__EXERCISE AIM__. Transcribe every one of the lines below character for character, with no changes.

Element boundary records
================================

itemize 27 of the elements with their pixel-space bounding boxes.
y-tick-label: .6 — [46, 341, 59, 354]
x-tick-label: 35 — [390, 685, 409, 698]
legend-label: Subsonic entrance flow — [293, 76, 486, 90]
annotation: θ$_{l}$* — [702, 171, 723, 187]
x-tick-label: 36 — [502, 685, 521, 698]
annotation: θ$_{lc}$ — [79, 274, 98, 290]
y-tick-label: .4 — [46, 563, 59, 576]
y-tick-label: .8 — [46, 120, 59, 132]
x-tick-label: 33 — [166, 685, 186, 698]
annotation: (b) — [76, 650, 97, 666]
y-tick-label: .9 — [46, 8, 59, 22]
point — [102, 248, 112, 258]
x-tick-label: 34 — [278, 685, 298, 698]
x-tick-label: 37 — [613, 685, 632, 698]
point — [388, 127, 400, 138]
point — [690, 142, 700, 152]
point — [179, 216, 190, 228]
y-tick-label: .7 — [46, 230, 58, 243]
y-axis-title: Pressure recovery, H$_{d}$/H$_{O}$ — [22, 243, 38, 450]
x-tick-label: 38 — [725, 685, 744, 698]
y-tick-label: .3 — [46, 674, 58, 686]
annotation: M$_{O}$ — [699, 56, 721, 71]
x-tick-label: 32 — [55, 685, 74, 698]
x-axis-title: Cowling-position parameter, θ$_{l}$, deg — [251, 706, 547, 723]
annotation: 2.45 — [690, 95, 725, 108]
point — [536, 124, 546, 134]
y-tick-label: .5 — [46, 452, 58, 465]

================================

__OUTPUT OF THE EXERCISE__.
itemize 27 of the elements with their pixel-space bounding boxes.
y-tick-label: .6 — [46, 341, 59, 354]
x-tick-label: 35 — [390, 685, 409, 698]
legend-label: Subsonic entrance flow — [293, 76, 486, 90]
annotation: θ$_{l}$* — [702, 171, 723, 187]
x-tick-label: 36 — [502, 685, 521, 698]
annotation: θ$_{lc}$ — [79, 274, 98, 290]
y-tick-label: .4 — [46, 563, 59, 576]
y-tick-label: .8 — [46, 120, 59, 132]
x-tick-label: 33 — [166, 685, 186, 698]
annotation: (b) — [76, 650, 97, 666]
y-tick-label: .9 — [46, 8, 59, 22]
point — [102, 248, 112, 258]
x-tick-label: 34 — [278, 685, 298, 698]
x-tick-label: 37 — [613, 685, 632, 698]
point — [388, 127, 400, 138]
point — [690, 142, 700, 152]
point — [179, 216, 190, 228]
y-tick-label: .7 — [46, 230, 58, 243]
y-axis-title: Pressure recovery, H$_{d}$/H$_{O}$ — [22, 243, 38, 450]
x-tick-label: 38 — [725, 685, 744, 698]
y-tick-label: .3 — [46, 674, 58, 686]
annotation: M$_{O}$ — [699, 56, 721, 71]
x-tick-label: 32 — [55, 685, 74, 698]
x-axis-title: Cowling-position parameter, θ$_{l}$, deg — [251, 706, 547, 723]
annotation: 2.45 — [690, 95, 725, 108]
point — [536, 124, 546, 134]
y-tick-label: .5 — [46, 452, 58, 465]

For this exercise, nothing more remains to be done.